§ SELECTION:
Black Kites
John, the taxi driver, will wait for me, even if I take an hour or two. It’s hot. On the pavement that almost no one uses
(since walking here is not considered a practical way of getting around) there are bones — small bones, dry and grey; chicken bones, bones from lamb chops and ribs. They are stuck between cracked
paving stones and rags and trampled plastic. You can easily overlook them. Everything's covered by a light layer of dust. Sometimes the remnants of blood or dried tendons can be seen. Garbage is
piled high along the external stone walls of the shrine.
In the blue sky, dozens, maybe hundreds of dark birds revolve around one another. For a moment, I think they are crows, but they have the silhouettes of griffins, larger than buzzards with
slimmer wings, forked tails… And they don’t move like crows. They glide, dive low, take the thermal, gain height, and keep a lookout, each out for himself.

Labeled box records
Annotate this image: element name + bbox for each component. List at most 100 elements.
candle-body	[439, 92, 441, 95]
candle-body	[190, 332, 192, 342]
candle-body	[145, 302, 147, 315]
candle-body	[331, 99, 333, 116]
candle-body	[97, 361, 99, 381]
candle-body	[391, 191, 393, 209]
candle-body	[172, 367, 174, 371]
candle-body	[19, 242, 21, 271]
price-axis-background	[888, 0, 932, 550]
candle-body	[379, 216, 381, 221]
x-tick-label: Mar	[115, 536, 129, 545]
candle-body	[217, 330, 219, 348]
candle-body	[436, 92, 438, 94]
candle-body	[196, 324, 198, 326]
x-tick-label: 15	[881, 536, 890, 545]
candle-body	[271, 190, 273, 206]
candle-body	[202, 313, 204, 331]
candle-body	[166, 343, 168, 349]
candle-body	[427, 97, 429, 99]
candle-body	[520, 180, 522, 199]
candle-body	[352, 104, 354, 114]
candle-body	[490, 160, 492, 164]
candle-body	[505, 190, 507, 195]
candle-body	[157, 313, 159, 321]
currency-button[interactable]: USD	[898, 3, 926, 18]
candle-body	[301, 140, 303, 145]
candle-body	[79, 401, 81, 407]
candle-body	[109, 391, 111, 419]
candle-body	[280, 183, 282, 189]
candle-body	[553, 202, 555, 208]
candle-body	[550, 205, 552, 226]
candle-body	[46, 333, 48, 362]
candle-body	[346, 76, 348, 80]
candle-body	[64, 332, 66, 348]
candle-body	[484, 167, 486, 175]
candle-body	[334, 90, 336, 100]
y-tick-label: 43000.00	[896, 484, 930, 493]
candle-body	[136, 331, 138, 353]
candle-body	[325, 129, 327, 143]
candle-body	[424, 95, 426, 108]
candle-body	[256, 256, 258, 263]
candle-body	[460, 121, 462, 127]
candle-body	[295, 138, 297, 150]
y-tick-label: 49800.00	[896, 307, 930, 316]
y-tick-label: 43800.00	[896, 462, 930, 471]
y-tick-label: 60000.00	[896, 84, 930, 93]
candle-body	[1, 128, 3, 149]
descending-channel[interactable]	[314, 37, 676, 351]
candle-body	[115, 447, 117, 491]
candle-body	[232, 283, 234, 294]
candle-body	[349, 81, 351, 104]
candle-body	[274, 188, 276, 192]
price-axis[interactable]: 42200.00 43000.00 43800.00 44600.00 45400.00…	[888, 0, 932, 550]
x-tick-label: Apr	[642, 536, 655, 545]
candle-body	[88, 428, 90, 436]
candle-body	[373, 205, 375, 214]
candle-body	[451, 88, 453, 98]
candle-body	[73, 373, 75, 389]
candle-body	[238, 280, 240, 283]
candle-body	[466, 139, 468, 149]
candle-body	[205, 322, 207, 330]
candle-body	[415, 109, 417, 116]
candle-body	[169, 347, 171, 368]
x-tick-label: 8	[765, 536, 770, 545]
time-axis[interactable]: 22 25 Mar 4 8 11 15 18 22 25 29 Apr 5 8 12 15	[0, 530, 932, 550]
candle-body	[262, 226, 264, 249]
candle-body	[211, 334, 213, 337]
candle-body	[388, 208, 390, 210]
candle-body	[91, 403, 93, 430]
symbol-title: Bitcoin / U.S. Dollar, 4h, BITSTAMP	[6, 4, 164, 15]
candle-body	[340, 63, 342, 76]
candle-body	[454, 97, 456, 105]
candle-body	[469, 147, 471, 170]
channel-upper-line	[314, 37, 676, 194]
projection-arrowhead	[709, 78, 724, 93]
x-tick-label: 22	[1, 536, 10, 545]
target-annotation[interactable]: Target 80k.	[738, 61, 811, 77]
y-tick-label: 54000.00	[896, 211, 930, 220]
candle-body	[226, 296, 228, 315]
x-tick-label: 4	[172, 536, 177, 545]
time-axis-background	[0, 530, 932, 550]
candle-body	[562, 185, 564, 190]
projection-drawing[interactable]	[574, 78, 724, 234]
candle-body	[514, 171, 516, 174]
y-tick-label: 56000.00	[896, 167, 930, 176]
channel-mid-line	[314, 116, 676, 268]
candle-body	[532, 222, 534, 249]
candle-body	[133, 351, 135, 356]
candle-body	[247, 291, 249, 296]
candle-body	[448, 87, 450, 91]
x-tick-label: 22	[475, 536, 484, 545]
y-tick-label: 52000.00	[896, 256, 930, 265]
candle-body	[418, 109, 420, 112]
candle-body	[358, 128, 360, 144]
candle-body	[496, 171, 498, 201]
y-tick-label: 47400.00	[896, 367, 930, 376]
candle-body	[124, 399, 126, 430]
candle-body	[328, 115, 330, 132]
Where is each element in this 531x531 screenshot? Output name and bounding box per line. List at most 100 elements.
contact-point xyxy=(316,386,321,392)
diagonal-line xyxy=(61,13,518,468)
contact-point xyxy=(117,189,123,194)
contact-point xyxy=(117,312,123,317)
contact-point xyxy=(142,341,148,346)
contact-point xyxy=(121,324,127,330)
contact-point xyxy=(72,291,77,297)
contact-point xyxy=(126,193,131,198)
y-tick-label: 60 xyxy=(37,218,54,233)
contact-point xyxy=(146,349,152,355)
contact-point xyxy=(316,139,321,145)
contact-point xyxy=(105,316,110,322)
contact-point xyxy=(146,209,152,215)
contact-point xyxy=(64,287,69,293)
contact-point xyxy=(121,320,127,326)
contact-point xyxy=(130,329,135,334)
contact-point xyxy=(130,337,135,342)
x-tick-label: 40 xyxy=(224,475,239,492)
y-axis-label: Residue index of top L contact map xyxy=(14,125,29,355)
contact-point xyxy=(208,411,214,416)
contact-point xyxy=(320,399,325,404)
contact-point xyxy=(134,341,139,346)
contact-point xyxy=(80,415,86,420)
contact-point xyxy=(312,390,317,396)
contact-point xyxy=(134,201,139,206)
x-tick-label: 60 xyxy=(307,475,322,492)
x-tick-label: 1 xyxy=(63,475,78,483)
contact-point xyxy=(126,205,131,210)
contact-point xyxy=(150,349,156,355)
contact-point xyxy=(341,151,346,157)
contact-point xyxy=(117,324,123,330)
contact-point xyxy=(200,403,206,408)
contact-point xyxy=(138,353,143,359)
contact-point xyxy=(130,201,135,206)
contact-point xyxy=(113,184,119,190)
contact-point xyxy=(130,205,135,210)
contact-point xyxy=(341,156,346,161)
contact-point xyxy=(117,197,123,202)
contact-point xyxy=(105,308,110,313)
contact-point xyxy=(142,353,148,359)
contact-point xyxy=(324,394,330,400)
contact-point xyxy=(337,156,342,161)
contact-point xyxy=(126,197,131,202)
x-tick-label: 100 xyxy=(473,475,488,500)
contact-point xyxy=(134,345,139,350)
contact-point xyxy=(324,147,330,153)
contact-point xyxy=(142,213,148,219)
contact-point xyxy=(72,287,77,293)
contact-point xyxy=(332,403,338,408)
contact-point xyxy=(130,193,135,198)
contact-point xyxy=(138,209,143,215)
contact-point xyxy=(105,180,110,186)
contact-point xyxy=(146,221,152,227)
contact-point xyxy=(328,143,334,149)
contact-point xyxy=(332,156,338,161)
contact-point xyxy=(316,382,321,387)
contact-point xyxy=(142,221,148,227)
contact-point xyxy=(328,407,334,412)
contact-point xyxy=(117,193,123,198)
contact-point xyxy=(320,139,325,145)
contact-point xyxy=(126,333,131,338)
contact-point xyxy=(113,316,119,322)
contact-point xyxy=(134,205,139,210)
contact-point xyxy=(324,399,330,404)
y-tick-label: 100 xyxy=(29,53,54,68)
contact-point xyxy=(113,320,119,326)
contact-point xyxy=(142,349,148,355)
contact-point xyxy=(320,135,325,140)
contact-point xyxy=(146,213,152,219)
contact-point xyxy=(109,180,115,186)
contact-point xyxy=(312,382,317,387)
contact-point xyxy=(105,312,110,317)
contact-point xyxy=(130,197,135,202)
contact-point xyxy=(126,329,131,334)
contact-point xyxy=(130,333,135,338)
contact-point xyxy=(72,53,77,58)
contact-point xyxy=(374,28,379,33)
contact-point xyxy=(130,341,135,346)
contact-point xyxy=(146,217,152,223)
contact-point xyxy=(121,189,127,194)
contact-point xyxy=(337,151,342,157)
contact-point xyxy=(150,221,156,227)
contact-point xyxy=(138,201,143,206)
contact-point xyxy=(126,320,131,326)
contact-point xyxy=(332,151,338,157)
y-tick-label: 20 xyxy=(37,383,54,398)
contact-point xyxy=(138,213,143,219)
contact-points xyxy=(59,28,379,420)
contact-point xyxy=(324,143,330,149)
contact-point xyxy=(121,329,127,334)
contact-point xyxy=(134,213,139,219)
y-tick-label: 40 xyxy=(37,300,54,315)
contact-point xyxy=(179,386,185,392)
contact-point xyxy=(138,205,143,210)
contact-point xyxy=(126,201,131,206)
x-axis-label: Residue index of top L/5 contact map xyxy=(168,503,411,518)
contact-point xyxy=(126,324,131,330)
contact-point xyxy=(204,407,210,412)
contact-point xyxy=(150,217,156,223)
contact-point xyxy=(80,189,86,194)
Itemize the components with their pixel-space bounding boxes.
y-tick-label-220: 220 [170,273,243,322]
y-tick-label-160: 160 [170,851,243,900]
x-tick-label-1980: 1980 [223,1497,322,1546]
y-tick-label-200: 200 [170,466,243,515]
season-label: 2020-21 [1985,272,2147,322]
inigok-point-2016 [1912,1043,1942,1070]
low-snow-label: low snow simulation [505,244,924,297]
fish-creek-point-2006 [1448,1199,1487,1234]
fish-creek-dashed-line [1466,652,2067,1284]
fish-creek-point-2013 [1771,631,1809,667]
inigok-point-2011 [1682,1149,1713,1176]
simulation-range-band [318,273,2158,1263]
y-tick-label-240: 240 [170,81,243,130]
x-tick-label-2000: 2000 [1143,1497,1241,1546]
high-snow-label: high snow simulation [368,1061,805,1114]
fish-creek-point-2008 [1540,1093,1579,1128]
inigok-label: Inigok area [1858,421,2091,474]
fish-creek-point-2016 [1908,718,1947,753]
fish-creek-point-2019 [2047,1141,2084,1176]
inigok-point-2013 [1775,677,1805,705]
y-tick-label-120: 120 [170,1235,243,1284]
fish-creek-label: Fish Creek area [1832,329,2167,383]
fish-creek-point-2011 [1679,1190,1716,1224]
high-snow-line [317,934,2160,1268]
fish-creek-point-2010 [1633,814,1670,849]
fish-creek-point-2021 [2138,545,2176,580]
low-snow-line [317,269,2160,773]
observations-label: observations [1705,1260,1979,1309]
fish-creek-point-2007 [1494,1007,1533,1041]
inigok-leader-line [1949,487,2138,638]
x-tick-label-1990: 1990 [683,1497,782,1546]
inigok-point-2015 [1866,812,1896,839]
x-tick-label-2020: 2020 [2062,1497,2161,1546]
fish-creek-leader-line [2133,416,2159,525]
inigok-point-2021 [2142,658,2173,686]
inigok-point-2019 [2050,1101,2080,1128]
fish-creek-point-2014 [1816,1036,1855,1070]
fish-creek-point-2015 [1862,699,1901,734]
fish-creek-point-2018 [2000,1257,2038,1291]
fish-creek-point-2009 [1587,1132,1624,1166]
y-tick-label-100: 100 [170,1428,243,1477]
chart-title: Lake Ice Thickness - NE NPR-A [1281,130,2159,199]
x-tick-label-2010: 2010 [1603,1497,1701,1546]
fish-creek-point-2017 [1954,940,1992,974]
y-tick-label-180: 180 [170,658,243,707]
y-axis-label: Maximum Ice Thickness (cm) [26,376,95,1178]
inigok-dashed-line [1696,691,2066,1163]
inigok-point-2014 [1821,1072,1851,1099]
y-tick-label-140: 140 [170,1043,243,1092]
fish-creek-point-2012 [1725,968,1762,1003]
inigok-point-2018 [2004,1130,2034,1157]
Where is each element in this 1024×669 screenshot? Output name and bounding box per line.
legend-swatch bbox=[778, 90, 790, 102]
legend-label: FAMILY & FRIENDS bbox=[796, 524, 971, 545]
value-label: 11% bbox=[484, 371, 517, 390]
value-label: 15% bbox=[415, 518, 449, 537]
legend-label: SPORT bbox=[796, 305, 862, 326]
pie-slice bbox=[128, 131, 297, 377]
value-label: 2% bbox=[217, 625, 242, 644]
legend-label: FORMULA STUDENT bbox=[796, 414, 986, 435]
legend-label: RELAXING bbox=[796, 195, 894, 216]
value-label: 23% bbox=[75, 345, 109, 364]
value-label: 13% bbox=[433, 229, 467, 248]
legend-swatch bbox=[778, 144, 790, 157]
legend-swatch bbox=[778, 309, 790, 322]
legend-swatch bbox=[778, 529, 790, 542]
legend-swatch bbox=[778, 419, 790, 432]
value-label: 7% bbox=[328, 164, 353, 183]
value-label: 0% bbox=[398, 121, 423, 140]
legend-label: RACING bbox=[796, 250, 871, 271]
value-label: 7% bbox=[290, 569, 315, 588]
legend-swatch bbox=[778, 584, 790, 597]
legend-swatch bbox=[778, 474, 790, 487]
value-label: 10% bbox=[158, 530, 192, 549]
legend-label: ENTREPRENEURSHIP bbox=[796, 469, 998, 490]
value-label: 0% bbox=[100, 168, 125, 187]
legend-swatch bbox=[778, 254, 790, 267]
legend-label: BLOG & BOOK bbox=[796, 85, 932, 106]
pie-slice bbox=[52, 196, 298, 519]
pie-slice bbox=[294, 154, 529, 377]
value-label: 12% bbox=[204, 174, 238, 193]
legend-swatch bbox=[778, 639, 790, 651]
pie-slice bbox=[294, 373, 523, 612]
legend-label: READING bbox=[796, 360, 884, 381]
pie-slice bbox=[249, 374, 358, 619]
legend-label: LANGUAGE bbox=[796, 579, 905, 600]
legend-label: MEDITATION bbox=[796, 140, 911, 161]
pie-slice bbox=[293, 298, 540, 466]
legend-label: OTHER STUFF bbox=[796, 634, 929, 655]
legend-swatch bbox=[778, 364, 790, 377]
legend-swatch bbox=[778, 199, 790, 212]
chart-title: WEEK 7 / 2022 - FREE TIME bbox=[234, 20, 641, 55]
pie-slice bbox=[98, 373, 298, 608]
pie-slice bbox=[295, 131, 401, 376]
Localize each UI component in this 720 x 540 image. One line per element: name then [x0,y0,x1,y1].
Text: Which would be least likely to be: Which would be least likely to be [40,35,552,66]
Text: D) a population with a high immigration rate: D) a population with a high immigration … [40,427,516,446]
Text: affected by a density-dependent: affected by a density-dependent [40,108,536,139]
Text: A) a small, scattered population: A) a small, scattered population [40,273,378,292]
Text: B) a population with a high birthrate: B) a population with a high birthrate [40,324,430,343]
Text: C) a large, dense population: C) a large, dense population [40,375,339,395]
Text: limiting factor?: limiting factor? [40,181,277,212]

§ ACTIONS TO TAKE:
1. Reproduce word for word the part of the Black Kites passage that starts with "In the blue" and goes on through "out for himself.".
2. Resume the Black Kites passage above, picking up right after its final sentence.

§ FINAL ANSWERS:
1.
In the blue sky, dozens, maybe hundreds of dark birds revolve around one another. For a moment, I think they are crows, but they have the silhouettes of griffins, larger than buzzards with
slimmer wings, forked tails… And they don’t move like crows. They glide, dive low, take the thermal, gain height, and keep a lookout, each out for himself.

2.
The shrine is a construction site between more construction sites. It will be renovated completely from reinforced concrete: A block with pointed arches and pillars, clad with sandstone,
monumental like a fortress.
I cross the half-empty parking lot. A beggar without the lower-half of his legs sits on a plaited mat and doesn’t look at me. Five men stand next to the walk-through detectors for their security
screenings, wearing shabby uniforms and ancient Kalashnikovs over their shoulders. I tilt my phone, pointing my camera towards them. They don’t even stop talking.
Only a few pilgrims come for prayers today: a handful of women in colorful, embroidered kurtas (two carry babies in their
arms); dervishes with henna-dyed beards; men wearing freshly-ironed suits, as if they were on their way to the office. I take off my shoes, slip them into a stall watched by an attendant, and
climb the stairs of a half-completed stairway over dirty, tracked carpet. Naked light bulbs hang from rusty steel braces. In the grey relief, some panels have been left open, exposing cable
ducts; a tentative handrail, painted red.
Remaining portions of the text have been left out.